### What you are asked to do
Some lines of these records may hold the word "يمري"; state how many, using only the number.

(Items from a data source)
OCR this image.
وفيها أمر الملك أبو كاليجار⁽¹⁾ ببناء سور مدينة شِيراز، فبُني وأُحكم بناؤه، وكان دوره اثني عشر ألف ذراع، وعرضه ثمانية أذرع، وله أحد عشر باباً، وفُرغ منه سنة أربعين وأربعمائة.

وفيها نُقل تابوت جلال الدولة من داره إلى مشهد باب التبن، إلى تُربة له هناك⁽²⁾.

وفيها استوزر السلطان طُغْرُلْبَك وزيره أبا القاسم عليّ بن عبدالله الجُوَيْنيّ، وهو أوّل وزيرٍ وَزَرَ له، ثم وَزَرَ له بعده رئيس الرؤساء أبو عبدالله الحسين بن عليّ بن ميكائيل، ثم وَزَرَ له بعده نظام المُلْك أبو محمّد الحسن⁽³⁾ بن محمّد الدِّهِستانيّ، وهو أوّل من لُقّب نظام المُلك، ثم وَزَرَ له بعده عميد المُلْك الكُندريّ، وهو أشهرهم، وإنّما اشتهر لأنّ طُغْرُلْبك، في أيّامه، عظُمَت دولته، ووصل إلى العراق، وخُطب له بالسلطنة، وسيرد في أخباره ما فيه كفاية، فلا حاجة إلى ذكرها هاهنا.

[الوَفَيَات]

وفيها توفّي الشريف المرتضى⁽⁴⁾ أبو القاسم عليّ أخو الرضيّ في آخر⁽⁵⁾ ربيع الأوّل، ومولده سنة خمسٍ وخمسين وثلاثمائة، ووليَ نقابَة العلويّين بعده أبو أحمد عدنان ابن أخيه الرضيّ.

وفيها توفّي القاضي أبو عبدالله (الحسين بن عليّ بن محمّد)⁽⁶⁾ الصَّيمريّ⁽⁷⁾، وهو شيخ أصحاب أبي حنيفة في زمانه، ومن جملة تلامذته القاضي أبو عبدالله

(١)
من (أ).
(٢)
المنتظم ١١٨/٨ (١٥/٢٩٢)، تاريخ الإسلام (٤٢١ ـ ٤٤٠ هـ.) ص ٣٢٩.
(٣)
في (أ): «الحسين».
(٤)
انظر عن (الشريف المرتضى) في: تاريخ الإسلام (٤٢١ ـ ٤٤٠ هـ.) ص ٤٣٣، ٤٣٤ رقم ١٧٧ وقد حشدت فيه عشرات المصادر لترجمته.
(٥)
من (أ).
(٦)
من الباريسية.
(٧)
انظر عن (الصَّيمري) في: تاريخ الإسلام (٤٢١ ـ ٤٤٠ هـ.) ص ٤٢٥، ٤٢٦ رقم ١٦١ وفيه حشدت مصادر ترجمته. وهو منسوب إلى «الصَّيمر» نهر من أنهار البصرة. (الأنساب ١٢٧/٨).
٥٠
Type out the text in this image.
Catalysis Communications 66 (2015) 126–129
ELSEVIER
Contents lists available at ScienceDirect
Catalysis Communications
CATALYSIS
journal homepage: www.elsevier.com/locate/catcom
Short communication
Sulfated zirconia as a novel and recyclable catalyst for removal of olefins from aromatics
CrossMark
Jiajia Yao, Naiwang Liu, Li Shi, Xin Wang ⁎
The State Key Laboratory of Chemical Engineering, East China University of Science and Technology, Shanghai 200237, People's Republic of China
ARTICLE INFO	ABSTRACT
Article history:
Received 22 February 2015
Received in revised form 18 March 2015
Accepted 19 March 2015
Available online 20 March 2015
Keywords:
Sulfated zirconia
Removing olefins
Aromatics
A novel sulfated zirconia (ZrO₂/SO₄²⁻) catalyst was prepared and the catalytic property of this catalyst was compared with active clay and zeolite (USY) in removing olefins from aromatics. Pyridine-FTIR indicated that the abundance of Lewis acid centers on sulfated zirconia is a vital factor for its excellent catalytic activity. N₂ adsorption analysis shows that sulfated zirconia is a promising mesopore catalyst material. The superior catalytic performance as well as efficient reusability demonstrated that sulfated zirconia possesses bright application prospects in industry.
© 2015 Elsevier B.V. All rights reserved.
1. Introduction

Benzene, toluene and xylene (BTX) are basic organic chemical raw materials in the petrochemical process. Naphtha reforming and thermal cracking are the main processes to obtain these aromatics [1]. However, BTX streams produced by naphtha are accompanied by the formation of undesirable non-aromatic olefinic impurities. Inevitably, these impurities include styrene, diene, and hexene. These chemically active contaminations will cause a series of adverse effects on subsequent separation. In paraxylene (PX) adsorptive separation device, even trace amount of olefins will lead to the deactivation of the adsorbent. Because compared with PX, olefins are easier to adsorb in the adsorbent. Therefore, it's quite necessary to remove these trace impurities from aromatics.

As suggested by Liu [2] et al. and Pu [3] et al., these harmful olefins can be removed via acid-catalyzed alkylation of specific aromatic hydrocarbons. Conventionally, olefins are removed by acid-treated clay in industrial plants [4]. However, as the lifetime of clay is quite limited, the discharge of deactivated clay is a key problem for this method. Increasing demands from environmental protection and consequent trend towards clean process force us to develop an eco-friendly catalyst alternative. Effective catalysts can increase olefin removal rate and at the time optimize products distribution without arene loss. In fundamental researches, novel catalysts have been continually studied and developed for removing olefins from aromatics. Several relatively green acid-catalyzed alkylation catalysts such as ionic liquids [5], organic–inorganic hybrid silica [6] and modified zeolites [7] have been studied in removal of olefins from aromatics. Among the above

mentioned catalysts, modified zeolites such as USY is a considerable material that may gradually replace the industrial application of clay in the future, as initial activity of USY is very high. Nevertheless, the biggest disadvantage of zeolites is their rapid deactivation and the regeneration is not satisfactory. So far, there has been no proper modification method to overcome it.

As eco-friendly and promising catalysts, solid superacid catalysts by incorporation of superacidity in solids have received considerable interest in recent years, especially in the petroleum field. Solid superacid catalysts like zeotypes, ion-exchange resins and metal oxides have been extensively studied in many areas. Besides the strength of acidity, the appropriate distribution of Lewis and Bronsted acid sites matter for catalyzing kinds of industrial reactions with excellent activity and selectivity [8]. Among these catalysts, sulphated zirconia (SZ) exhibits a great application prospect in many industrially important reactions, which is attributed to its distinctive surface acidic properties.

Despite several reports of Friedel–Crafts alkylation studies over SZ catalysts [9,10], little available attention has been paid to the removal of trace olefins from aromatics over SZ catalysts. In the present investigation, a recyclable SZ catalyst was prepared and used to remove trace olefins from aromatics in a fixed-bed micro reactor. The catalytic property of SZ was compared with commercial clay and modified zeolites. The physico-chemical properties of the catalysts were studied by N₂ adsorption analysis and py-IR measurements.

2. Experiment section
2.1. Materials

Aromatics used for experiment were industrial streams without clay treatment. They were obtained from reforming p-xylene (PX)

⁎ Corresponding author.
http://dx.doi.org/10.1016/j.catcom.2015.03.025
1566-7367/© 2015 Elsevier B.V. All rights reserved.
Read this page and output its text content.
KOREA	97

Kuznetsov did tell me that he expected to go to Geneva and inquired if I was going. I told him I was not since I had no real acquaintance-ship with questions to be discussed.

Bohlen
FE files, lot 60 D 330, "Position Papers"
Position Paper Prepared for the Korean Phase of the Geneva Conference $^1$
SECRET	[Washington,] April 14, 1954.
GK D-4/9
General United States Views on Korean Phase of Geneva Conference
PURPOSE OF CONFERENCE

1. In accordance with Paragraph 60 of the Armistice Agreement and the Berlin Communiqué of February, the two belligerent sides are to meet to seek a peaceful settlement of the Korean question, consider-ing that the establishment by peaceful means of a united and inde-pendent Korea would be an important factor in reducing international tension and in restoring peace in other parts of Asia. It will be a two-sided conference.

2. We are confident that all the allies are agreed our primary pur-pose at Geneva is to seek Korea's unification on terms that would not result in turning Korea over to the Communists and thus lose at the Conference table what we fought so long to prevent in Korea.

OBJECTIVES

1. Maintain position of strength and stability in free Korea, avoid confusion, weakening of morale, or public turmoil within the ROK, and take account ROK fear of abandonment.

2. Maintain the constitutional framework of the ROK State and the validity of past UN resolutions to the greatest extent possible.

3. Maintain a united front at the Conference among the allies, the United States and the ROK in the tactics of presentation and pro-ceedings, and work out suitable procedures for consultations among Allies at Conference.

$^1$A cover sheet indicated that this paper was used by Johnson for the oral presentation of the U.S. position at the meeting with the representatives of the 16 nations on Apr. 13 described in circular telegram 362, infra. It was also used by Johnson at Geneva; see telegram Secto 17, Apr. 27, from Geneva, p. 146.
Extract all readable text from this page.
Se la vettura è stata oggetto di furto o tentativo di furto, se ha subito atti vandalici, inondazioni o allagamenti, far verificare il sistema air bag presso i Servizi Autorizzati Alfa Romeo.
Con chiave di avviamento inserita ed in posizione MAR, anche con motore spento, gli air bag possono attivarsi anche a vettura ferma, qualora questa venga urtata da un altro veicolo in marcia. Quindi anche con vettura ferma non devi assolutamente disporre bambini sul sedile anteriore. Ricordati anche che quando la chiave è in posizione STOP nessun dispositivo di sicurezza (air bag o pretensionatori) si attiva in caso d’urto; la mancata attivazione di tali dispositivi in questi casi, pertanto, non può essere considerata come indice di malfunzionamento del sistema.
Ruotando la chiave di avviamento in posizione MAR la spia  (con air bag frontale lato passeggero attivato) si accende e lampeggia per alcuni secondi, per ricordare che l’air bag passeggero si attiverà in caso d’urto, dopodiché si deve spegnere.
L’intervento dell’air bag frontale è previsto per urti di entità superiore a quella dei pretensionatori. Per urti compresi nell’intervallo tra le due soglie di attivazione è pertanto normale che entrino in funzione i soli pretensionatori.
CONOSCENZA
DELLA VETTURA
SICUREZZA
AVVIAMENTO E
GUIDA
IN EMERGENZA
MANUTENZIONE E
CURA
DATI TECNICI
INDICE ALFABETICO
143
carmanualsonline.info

### The response
2